# Is FreeBSD good for me?



## userfan7 (Dec 13, 2013)

I want to make a distribution for home users. This means that will be a distribution easy to use, light and fast. Users will use this to surf the web, watch movies, play some games and the classic activities. The problem is: *I* read that Freebsd FreeBSD has driver problems, and some of the most popular (Intel/ATI) are incompatible. So what you suggest? Can this be good or not?


----------



## DutchDaemon (Dec 13, 2013)

There's PC-BSD, GhostBSD. Why reinvent the wheel and fragment FreeBSD further? Join the PC-BSD pool and work with them. And what is your background? It doesn't sound like you have ever developed anything using FreeBSD if you have to ask this question.


----------



## userfan7 (Dec 13, 2013)

= Listing =

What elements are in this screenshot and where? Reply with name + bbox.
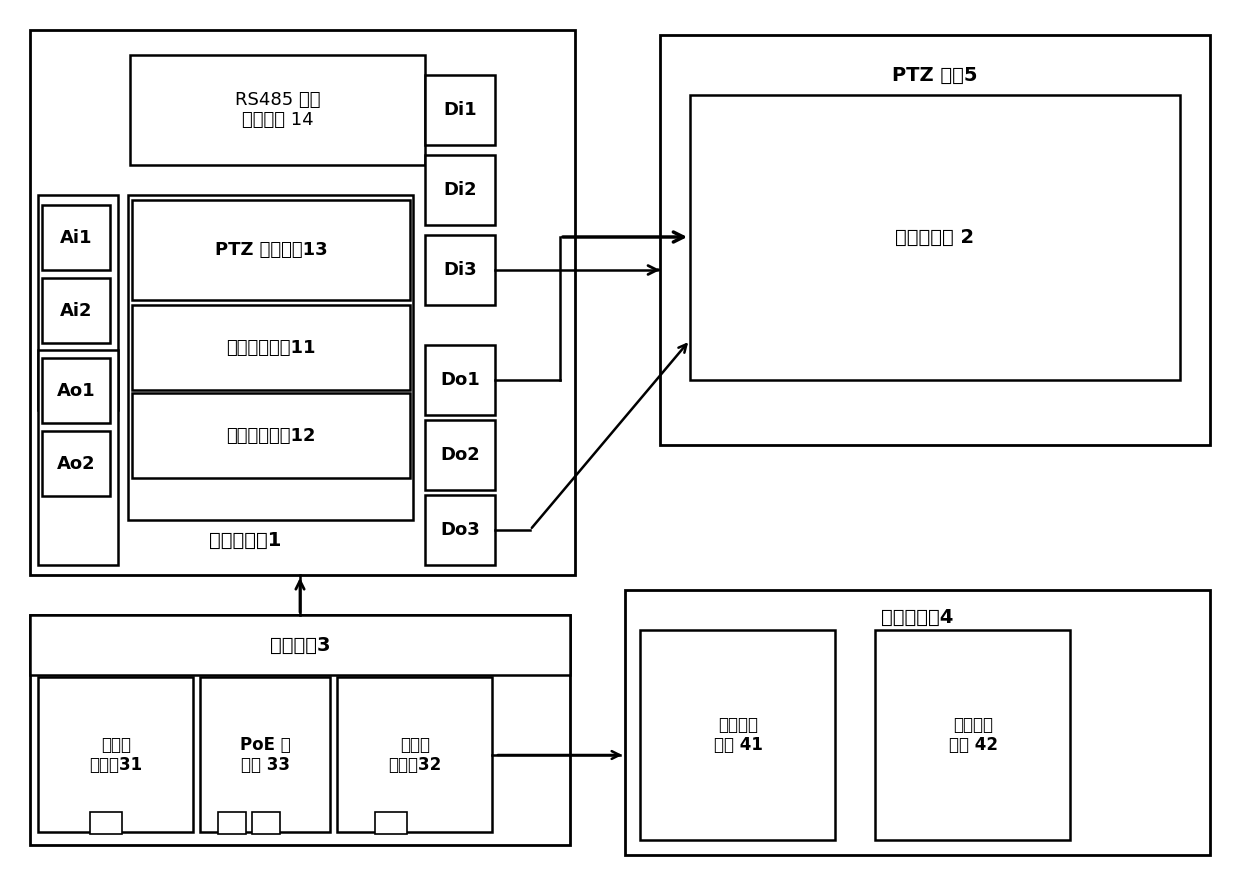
Bar xyxy=(640,630,835,840)
Text: 对外供
电电源31: 对外供 电电源31 xyxy=(89,736,143,774)
Text: RS485 数据
输入接口 14: RS485 数据 输入接口 14 xyxy=(236,91,321,129)
Text: Ai2: Ai2 xyxy=(60,302,92,320)
Bar xyxy=(42,431,110,496)
Bar xyxy=(689,95,1180,380)
Bar xyxy=(128,195,413,520)
Bar xyxy=(875,630,1070,840)
Bar xyxy=(252,812,280,834)
Bar xyxy=(131,305,410,390)
Bar xyxy=(130,55,425,165)
Bar xyxy=(425,155,495,225)
Bar xyxy=(38,350,118,565)
Text: 对内供
电电源32: 对内供 电电源32 xyxy=(388,736,441,774)
Text: PoE 合
路器 33: PoE 合 路器 33 xyxy=(239,736,290,774)
Bar xyxy=(42,278,110,343)
Text: Ai1: Ai1 xyxy=(60,229,92,247)
Text: Do1: Do1 xyxy=(440,371,480,389)
Text: 语音管理模块11: 语音管理模块11 xyxy=(226,339,316,357)
Bar xyxy=(30,615,570,675)
Bar xyxy=(30,615,570,845)
Bar xyxy=(425,495,495,565)
Bar xyxy=(131,393,410,478)
Bar xyxy=(200,677,330,832)
Bar xyxy=(131,200,410,300)
Text: Do2: Do2 xyxy=(440,446,480,464)
Text: 供电电源3: 供电电源3 xyxy=(270,635,330,654)
Bar xyxy=(425,420,495,490)
Text: 语音对讲器4: 语音对讲器4 xyxy=(880,608,954,627)
Text: Ao2: Ao2 xyxy=(57,455,95,473)
Text: Do3: Do3 xyxy=(440,521,480,539)
Text: PTZ 云台5: PTZ 云台5 xyxy=(893,66,978,85)
Text: 音频输入
单元 41: 音频输入 单元 41 xyxy=(713,716,763,755)
Text: Di3: Di3 xyxy=(443,261,477,279)
Bar xyxy=(38,677,193,832)
Bar xyxy=(218,812,246,834)
Bar xyxy=(38,195,118,410)
Text: Di1: Di1 xyxy=(443,101,477,119)
Bar xyxy=(337,677,492,832)
Bar xyxy=(42,358,110,423)
Text: PTZ 控制模块13: PTZ 控制模块13 xyxy=(215,241,327,259)
Bar xyxy=(425,345,495,415)
Text: Di2: Di2 xyxy=(443,181,477,199)
Bar xyxy=(625,590,1210,855)
Bar xyxy=(425,235,495,305)
Bar xyxy=(30,30,575,575)
Text: Ao1: Ao1 xyxy=(57,382,95,400)
Bar xyxy=(425,75,495,145)
Text: 激光警示器 2: 激光警示器 2 xyxy=(895,228,975,247)
Text: 系统控制器1: 系统控制器1 xyxy=(208,530,281,549)
Bar xyxy=(91,812,122,834)
Text: 报警控制模块12: 报警控制模块12 xyxy=(226,427,316,445)
Bar xyxy=(660,35,1210,445)
Bar xyxy=(42,205,110,270)
Text: 音频输出
单元 42: 音频输出 单元 42 xyxy=(949,716,997,755)
Bar xyxy=(374,812,407,834)
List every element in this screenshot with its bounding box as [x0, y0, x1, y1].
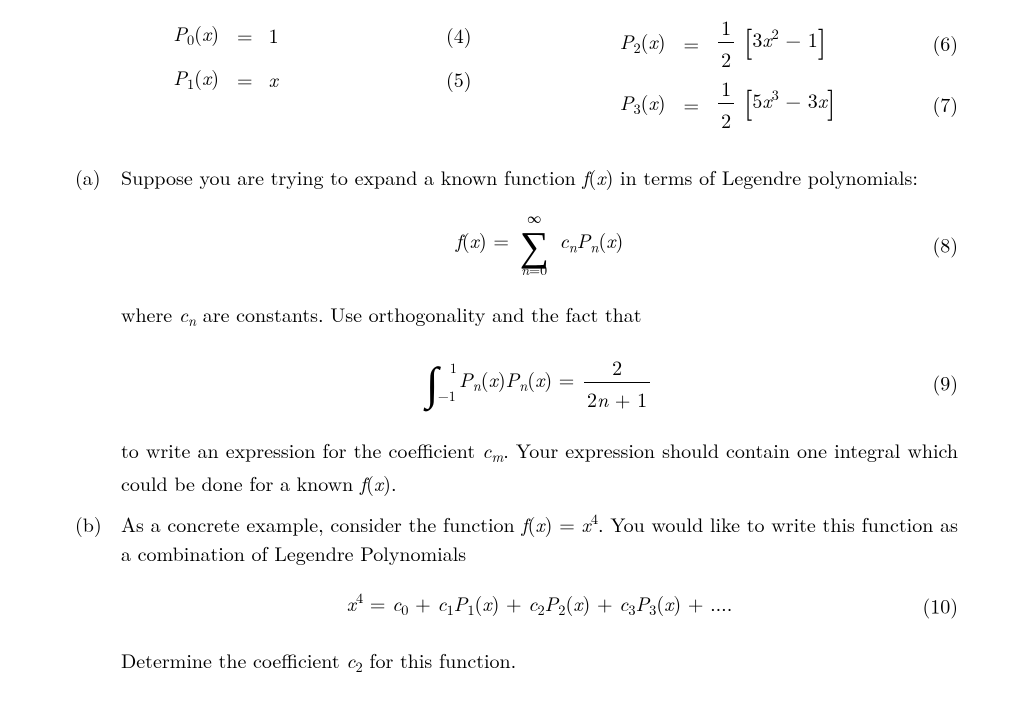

= What to work on =
(a) In the FreeBSD forum thread, why does DutchDaemon advise joining the PC-BSD effort rather than building a new distribution?
(b) According to the FreeBSD forum thread, which popular drivers did userfan7 read were incompatible with FreeBSD?
(c) Write the next part of the FreeBSD forum thread, starting after its final line.

= Answers given =
(a) PC-BSD and GhostBSD already exist, so a new distribution would reinvent the wheel and fragment FreeBSD further. Working with the PC-BSD pool avoids both problems.

(b) Intel and ATI.

(c)
I'm just the "brain" of a project. There are developers and more nice staff. I hope that my project will be good and that you will see it. *I* just liked Freebsd FreeBSD benchmarks and some other stuff. That's why *I* want to inform myself. So your suggestion is to start from PC-BSD or GhostBSD?


----------



## DutchDaemon (Dec 13, 2013)

Not 'start with': _work with_, i.e. contribute to already existing efforts. Nobody cares about an even further fragmentation of FreeBSD. We're not 'the distro OS'.


----------



## ShelLuser (Dec 13, 2013)

I'm not getting into the "project topic", I basically agree with @DutchDaemon on that one. However, I also think you're making a wrong assumption here.



			
				userfan7 said:
			
		

> The problem is: *I* read that Freebsd FreeBSD has driver problems, and some of the most popular (Intel/ATI) are incompatible. So what you suggest? Can this be good or not?


What drivers?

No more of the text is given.